[Figure contents as structured data]
....

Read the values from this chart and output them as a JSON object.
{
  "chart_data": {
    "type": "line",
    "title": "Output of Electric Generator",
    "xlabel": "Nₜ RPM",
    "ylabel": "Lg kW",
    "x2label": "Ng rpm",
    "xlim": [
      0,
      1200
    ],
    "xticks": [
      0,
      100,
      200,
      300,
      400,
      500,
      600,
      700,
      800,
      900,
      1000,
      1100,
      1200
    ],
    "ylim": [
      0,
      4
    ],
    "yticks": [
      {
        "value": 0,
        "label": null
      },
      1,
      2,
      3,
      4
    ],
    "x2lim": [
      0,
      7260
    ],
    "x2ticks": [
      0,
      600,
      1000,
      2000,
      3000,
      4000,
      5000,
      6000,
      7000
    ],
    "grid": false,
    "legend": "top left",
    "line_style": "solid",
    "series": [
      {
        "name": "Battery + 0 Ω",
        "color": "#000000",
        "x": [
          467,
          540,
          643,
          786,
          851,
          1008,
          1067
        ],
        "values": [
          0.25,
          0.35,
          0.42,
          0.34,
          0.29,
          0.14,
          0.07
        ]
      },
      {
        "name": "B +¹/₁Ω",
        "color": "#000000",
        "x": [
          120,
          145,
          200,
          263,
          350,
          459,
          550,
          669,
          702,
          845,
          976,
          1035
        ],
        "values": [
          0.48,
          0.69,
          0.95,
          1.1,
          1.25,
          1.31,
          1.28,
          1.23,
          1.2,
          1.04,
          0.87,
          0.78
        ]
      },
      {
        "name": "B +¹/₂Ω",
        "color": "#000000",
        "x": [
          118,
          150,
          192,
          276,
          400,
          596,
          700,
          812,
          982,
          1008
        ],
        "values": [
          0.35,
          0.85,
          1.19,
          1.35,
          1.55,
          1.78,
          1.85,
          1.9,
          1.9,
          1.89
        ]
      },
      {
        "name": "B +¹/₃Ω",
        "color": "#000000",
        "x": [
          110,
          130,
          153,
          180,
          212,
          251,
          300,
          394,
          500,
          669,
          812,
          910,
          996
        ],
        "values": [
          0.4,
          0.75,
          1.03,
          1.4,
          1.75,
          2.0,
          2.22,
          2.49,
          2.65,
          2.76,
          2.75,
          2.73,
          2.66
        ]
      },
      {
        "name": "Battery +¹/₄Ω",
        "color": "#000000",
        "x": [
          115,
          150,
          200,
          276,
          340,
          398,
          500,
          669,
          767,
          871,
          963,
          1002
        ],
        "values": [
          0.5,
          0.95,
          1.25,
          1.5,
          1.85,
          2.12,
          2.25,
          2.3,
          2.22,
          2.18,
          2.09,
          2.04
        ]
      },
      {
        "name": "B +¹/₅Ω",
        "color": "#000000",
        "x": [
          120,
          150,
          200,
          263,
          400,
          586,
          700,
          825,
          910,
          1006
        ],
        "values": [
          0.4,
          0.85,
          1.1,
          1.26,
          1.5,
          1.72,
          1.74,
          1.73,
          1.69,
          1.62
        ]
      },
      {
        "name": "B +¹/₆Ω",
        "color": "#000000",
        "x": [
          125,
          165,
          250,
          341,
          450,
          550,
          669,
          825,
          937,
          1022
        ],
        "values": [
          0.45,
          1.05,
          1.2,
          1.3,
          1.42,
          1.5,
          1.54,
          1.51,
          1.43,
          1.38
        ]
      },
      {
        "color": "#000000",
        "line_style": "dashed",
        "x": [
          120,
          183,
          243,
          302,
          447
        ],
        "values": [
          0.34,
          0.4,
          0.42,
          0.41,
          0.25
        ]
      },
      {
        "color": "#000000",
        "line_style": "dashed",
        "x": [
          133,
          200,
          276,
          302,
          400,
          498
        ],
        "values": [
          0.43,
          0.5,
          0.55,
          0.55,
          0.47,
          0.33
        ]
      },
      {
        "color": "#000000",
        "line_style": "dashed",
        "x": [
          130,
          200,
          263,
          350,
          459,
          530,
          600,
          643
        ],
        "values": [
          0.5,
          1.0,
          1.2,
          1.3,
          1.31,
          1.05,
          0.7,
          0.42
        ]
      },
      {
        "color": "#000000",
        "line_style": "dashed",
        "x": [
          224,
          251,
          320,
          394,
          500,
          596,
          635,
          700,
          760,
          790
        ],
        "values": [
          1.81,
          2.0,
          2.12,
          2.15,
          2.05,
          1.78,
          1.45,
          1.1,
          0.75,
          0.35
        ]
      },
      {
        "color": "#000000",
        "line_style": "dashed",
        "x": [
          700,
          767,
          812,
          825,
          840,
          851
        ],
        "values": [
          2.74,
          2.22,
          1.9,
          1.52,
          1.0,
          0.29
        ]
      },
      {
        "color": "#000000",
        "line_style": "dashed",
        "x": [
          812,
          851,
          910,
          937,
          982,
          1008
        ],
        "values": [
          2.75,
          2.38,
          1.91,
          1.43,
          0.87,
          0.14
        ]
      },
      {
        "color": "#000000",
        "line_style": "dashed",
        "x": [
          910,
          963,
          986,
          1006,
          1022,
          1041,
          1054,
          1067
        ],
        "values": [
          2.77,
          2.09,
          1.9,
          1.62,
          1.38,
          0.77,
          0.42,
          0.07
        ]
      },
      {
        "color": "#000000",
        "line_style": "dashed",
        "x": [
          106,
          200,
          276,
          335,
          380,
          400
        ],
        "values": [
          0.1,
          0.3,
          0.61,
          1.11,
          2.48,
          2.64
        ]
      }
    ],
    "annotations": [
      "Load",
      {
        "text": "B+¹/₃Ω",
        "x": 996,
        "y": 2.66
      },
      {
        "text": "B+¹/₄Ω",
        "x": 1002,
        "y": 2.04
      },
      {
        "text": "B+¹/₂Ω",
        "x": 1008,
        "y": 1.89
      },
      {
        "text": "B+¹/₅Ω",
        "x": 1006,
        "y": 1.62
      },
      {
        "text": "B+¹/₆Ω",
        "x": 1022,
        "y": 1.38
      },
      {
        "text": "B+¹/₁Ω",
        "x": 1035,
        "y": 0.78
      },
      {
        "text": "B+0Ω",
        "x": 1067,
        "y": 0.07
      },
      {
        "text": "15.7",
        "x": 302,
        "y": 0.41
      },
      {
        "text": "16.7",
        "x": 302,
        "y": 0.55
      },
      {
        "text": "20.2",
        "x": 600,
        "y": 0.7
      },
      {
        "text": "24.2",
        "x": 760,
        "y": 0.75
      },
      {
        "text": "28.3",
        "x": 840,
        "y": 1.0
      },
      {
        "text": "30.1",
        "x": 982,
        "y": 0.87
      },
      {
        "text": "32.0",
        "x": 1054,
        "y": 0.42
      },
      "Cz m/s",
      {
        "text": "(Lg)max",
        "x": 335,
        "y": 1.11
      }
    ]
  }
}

....

- AIM OF THE TASK -
Copy every line of the material, please, keeping it exactly the same.

- TASK ANSWER -
Read the values from this chart and output them as a JSON object.
{
  "chart_data": {
    "type": "line",
    "title": "Output of Electric Generator",
    "xlabel": "Nₜ RPM",
    "ylabel": "Lg kW",
    "x2label": "Ng rpm",
    "xlim": [
      0,
      1200
    ],
    "xticks": [
      0,
      100,
      200,
      300,
      400,
      500,
      600,
      700,
      800,
      900,
      1000,
      1100,
      1200
    ],
    "ylim": [
      0,
      4
    ],
    "yticks": [
      {
        "value": 0,
        "label": null
      },
      1,
      2,
      3,
      4
    ],
    "x2lim": [
      0,
      7260
    ],
    "x2ticks": [
      0,
      600,
      1000,
      2000,
      3000,
      4000,
      5000,
      6000,
      7000
    ],
    "grid": false,
    "legend": "top left",
    "line_style": "solid",
    "series": [
      {
        "name": "Battery + 0 Ω",
        "color": "#000000",
        "x": [
          467,
          540,
          643,
          786,
          851,
          1008,
          1067
        ],
        "values": [
          0.25,
          0.35,
          0.42,
          0.34,
          0.29,
          0.14,
          0.07
        ]
      },
      {
        "name": "B +¹/₁Ω",
        "color": "#000000",
        "x": [
          120,
          145,
          200,
          263,
          350,
          459,
          550,
          669,
          702,
          845,
          976,
          1035
        ],
        "values": [
          0.48,
          0.69,
          0.95,
          1.1,
          1.25,
          1.31,
          1.28,
          1.23,
          1.2,
          1.04,
          0.87,
          0.78
        ]
      },
      {
        "name": "B +¹/₂Ω",
        "color": "#000000",
        "x": [
          118,
          150,
          192,
          276,
          400,
          596,
          700,
          812,
          982,
          1008
        ],
        "values": [
          0.35,
          0.85,
          1.19,
          1.35,
          1.55,
          1.78,
          1.85,
          1.9,
          1.9,
          1.89
        ]
      },
      {
        "name": "B +¹/₃Ω",
        "color": "#000000",
        "x": [
          110,
          130,
          153,
          180,
          212,
          251,
          300,
          394,
          500,
          669,
          812,
          910,
          996
        ],
        "values": [
          0.4,
          0.75,
          1.03,
          1.4,
          1.75,
          2.0,
          2.22,
          2.49,
          2.65,
          2.76,
          2.75,
          2.73,
          2.66
        ]
      },
      {
        "name": "Battery +¹/₄Ω",
        "color": "#000000",
        "x": [
          115,
          150,
          200,
          276,
          340,
          398,
          500,
          669,
          767,
          871,
          963,
          1002
        ],
        "values": [
          0.5,
          0.95,
          1.25,
          1.5,
          1.85,
          2.12,
          2.25,
          2.3,
          2.22,
          2.18,
          2.09,
          2.04
        ]
      },
      {
        "name": "B +¹/₅Ω",
        "color": "#000000",
        "x": [
          120,
          150,
          200,
          263,
          400,
          586,
          700,
          825,
          910,
          1006
        ],
        "values": [
          0.4,
          0.85,
          1.1,
          1.26,
          1.5,
          1.72,
          1.74,
          1.73,
          1.69,
          1.62
        ]
      },
      {
        "name": "B +¹/₆Ω",
        "color": "#000000",
        "x": [
          125,
          165,
          250,
          341,
          450,
          550,
          669,
          825,
          937,
          1022
        ],
        "values": [
          0.45,
          1.05,
          1.2,
          1.3,
          1.42,
          1.5,
          1.54,
          1.51,
          1.43,
          1.38
        ]
      },
      {
        "color": "#000000",
        "line_style": "dashed",
        "x": [
          120,
          183,
          243,
          302,
          447
        ],
        "values": [
          0.34,
          0.4,
          0.42,
          0.41,
          0.25
        ]
      },
      {
        "color": "#000000",
        "line_style": "dashed",
        "x": [
          133,
          200,
          276,
          302,
          400,
          498
        ],
        "values": [
          0.43,
          0.5,
          0.55,
          0.55,
          0.47,
          0.33
        ]
      },
      {
        "color": "#000000",
        "line_style": "dashed",
        "x": [
          130,
          200,
          263,
          350,
          459,
          530,
          600,
          643
        ],
        "values": [
          0.5,
          1.0,
          1.2,
          1.3,
          1.31,
          1.05,
          0.7,
          0.42
        ]
      },
      {
        "color": "#000000",
        "line_style": "dashed",
        "x": [
          224,
          251,
          320,
          394,
          500,
          596,
          635,
          700,
          760,
          790
        ],
        "values": [
          1.81,
          2.0,
          2.12,
          2.15,
          2.05,
          1.78,
          1.45,
          1.1,
          0.75,
          0.35
        ]
      },
      {
        "color": "#000000",
        "line_style": "dashed",
        "x": [
          700,
          767,
          812,
          825,
          840,
          851
        ],
        "values": [
          2.74,
          2.22,
          1.9,
          1.52,
          1.0,
          0.29
        ]
      },
      {
        "color": "#000000",
        "line_style": "dashed",
        "x": [
          812,
          851,
          910,
          937,
          982,
          1008
        ],
        "values": [
          2.75,
          2.38,
          1.91,
          1.43,
          0.87,
          0.14
        ]
      },
      {
        "color": "#000000",
        "line_style": "dashed",
        "x": [
          910,
          963,
          986,
          1006,
          1022,
          1041,
          1054,
          1067
        ],
        "values": [
          2.77,
          2.09,
          1.9,
          1.62,
          1.38,
          0.77,
          0.42,
          0.07
        ]
      },
      {
        "color": "#000000",
        "line_style": "dashed",
        "x": [
          106,
          200,
          276,
          335,
          380,
          400
        ],
        "values": [
          0.1,
          0.3,
          0.61,
          1.11,
          2.48,
          2.64
        ]
      }
    ],
    "annotations": [
      "Load",
      {
        "text": "B+¹/₃Ω",
        "x": 996,
        "y": 2.66
      },
      {
        "text": "B+¹/₄Ω",
        "x": 1002,
        "y": 2.04
      },
      {
        "text": "B+¹/₂Ω",
        "x": 1008,
        "y": 1.89
      },
      {
        "text": "B+¹/₅Ω",
        "x": 1006,
        "y": 1.62
      },
      {
        "text": "B+¹/₆Ω",
        "x": 1022,
        "y": 1.38
      },
      {
        "text": "B+¹/₁Ω",
        "x": 1035,
        "y": 0.78
      },
      {
        "text": "B+0Ω",
        "x": 1067,
        "y": 0.07
      },
      {
        "text": "15.7",
        "x": 302,
        "y": 0.41
      },
      {
        "text": "16.7",
        "x": 302,
        "y": 0.55
      },
      {
        "text": "20.2",
        "x": 600,
        "y": 0.7
      },
      {
        "text": "24.2",
        "x": 760,
        "y": 0.75
      },
      {
        "text": "28.3",
        "x": 840,
        "y": 1.0
      },
      {
        "text": "30.1",
        "x": 982,
        "y": 0.87
      },
      {
        "text": "32.0",
        "x": 1054,
        "y": 0.42
      },
      "Cz m/s",
      {
        "text": "(Lg)max",
        "x": 335,
        "y": 1.11
      }
    ]
  }
}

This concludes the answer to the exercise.